**Given passage**
#####

The Relief Disaster
The failure of foreign aid in post-quake Haiti.
The Big Truck That Went By: How the World Came to Save Haiti and Left Behind a Disaster, by Jonathan M. Katz, Palgrave MacMillan, 320 pages, $26.00.
Jonathan M. Katz begins his book about the devastating Haiti earthquake of 2010 with men pulling children from the rubble of a collapsed Port-au-Prince school called La Promesse. In efforts to save on construction costs, the school's owner had done what many in the city do: He had used thinly mixed concrete and skimped on rebar. When the three-story structure collapsed into the ravine beside it, nearly 100 schoolchildren died.
The collapse happened in 2008, two years before the earthquake that destroyed more than a hundred thousand structures in and around the Haitian capital and killed anywhere from 85,000 to 316,000 people. It was a spontaneous implosion.
Katz, a reporter with the Associated Press, asked then-president René Préval why a building code wasn't in place to prevent the school collapse. Préval replied that there was in fact a safety code, but the owner had failed to follow it. The institution intended to prevent such catastrophes existed but wasn't effective.
In The Big Truck That Went By, Katz presents an engaging first-person account of the quake and the first year of the international response that followed. He recounts living through the earthquake in the AP house, which served both as his residence and as an office for himself and his Haitian fixer/driver/translator, Evens Sanon. The first chapter takes readers through the chilling hours that followed the quake as Katz and Sanon rode around a devastated Port-au-Prince trying to apprehend the destruction and find a cell signal to file reports.
"For decades," Katz writes, "researchers have told us that the link between cataclysm and social disintegration is a myth perpetuated by movies, fiction, and misguided journalism." His experience after the quake rebuts such myths. While "the quake zone would be seen as a helpless zoo" to those overseas, Katz says that there "was no sign of violence….In the midst of near-total disaster, people were trying to go on." All the people panicking, he writes, were outside the country.
A few days after the earthquake, for example, Katz and Sanon traveled to Léogâne, a town just west of Port-au-Prince and near the quake's epicenter. As they approached the town's limits, they come upon a barricade and group of young men wielding machetes and clubs. They were, Katz learned, "on guard for bands of looters they heard were running wild in the capital."

#####

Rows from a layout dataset

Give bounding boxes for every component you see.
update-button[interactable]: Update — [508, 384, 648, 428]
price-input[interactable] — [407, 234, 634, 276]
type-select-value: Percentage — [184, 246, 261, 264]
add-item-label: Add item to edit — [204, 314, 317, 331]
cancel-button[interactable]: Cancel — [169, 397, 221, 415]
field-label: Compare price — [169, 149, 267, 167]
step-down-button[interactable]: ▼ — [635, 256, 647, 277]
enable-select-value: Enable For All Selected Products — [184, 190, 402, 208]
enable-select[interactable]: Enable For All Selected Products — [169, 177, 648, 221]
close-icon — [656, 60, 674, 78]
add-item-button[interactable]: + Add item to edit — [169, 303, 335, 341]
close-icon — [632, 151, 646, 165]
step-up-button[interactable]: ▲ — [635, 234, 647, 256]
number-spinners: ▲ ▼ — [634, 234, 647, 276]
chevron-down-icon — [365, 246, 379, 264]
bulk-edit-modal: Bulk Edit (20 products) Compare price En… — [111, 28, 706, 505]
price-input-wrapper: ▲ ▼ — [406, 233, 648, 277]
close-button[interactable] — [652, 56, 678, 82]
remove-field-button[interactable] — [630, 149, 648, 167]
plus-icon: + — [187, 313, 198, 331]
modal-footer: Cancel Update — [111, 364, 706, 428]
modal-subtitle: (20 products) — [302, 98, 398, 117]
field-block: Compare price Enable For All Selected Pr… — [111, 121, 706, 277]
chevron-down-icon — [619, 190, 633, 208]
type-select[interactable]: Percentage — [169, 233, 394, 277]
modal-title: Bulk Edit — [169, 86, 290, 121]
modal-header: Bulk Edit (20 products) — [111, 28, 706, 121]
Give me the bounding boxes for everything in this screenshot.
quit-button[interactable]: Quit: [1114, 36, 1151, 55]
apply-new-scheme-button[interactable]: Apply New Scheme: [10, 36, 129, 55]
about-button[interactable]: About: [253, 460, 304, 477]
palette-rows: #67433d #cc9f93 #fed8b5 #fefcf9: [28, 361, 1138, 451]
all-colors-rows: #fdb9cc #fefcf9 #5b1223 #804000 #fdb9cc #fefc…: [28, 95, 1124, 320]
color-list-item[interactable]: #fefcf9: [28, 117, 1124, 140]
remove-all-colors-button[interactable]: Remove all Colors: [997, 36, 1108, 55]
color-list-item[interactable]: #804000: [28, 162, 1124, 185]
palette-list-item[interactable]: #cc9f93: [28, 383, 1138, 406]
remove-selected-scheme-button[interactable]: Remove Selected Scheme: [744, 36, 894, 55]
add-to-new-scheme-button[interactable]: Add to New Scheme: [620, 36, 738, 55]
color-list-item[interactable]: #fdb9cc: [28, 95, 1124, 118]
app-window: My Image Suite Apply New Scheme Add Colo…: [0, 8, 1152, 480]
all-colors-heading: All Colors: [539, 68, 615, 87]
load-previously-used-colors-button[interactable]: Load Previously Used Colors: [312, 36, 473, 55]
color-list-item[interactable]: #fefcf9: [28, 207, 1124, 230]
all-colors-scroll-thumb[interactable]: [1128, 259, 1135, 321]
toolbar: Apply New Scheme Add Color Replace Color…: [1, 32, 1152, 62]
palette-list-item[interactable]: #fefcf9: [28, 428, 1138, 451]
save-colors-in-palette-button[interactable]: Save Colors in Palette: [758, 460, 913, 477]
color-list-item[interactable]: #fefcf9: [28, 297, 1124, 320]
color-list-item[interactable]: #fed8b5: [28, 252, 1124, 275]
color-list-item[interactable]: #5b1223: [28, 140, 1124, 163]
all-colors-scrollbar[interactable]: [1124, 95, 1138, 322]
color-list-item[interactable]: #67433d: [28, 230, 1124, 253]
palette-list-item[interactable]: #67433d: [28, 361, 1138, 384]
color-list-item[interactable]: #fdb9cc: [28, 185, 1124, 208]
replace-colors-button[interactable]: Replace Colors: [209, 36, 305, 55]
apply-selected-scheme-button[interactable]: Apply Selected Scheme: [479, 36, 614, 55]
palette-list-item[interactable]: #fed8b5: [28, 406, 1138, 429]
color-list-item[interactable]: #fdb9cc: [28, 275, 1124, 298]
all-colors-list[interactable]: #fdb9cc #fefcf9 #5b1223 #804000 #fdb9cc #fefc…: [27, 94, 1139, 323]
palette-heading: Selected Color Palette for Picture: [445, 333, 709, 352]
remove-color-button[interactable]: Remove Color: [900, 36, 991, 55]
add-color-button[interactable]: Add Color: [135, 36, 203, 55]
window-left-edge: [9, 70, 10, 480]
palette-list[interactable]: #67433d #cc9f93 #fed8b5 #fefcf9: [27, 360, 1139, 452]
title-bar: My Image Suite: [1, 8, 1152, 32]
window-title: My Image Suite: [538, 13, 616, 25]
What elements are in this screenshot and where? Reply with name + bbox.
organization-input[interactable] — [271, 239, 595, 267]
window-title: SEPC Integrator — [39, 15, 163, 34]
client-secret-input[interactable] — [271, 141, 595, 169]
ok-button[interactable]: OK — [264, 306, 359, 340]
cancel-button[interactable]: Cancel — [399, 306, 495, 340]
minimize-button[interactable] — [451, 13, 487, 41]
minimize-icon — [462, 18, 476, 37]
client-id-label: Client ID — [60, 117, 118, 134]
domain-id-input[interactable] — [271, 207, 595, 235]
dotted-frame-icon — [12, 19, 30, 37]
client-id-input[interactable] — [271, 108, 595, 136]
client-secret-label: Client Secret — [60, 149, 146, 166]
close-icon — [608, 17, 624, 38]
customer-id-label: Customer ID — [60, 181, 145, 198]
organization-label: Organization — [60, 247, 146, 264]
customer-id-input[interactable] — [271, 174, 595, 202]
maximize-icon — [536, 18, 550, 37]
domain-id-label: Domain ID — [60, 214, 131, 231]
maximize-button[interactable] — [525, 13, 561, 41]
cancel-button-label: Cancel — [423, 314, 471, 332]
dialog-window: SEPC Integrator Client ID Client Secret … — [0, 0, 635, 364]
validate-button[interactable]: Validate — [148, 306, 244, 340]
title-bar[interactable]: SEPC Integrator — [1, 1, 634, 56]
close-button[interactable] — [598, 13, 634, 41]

#####

**Brief A**
Rewrite the part of the Haiti review starting with "The Big Truck That Went By: How" and going on through "a spontaneous implosion.", replacing "ravine" with "gully".
**Brief B**
Copy the records verbatim, starting with their first line and going on through the line with "close-button[interactable] — [652, 56, 678, 82]".
The review and the records are separate material.

**Correct response A**
The Big Truck That Went By: How the World Came to Save Haiti and Left Behind a Disaster, by Jonathan M. Katz, Palgrave MacMillan, 320 pages, $26.00.
Jonathan M. Katz begins his book about the devastating Haiti earthquake of 2010 with men pulling children from the rubble of a collapsed Port-au-Prince school called La Promesse. In efforts to save on construction costs, the school's owner had done what many in the city do: He had used thinly mixed concrete and skimped on rebar. When the three-story structure collapsed into the gully beside it, nearly 100 schoolchildren died.
The collapse happened in 2008, two years before the earthquake that destroyed more than a hundred thousand structures in and around the Haitian capital and killed anywhere from 85,000 to 316,000 people. It was a spontaneous implosion.

**Correct response B**
Give bounding boxes for every component you see.
update-button[interactable]: Update — [508, 384, 648, 428]
price-input[interactable] — [407, 234, 634, 276]
type-select-value: Percentage — [184, 246, 261, 264]
add-item-label: Add item to edit — [204, 314, 317, 331]
cancel-button[interactable]: Cancel — [169, 397, 221, 415]
field-label: Compare price — [169, 149, 267, 167]
step-down-button[interactable]: ▼ — [635, 256, 647, 277]
enable-select-value: Enable For All Selected Products — [184, 190, 402, 208]
enable-select[interactable]: Enable For All Selected Products — [169, 177, 648, 221]
close-icon — [656, 60, 674, 78]
add-item-button[interactable]: + Add item to edit — [169, 303, 335, 341]
close-icon — [632, 151, 646, 165]
step-up-button[interactable]: ▲ — [635, 234, 647, 256]
number-spinners: ▲ ▼ — [634, 234, 647, 276]
chevron-down-icon — [365, 246, 379, 264]
bulk-edit-modal: Bulk Edit (20 products) Compare price En… — [111, 28, 706, 505]
price-input-wrapper: ▲ ▼ — [406, 233, 648, 277]
close-button[interactable] — [652, 56, 678, 82]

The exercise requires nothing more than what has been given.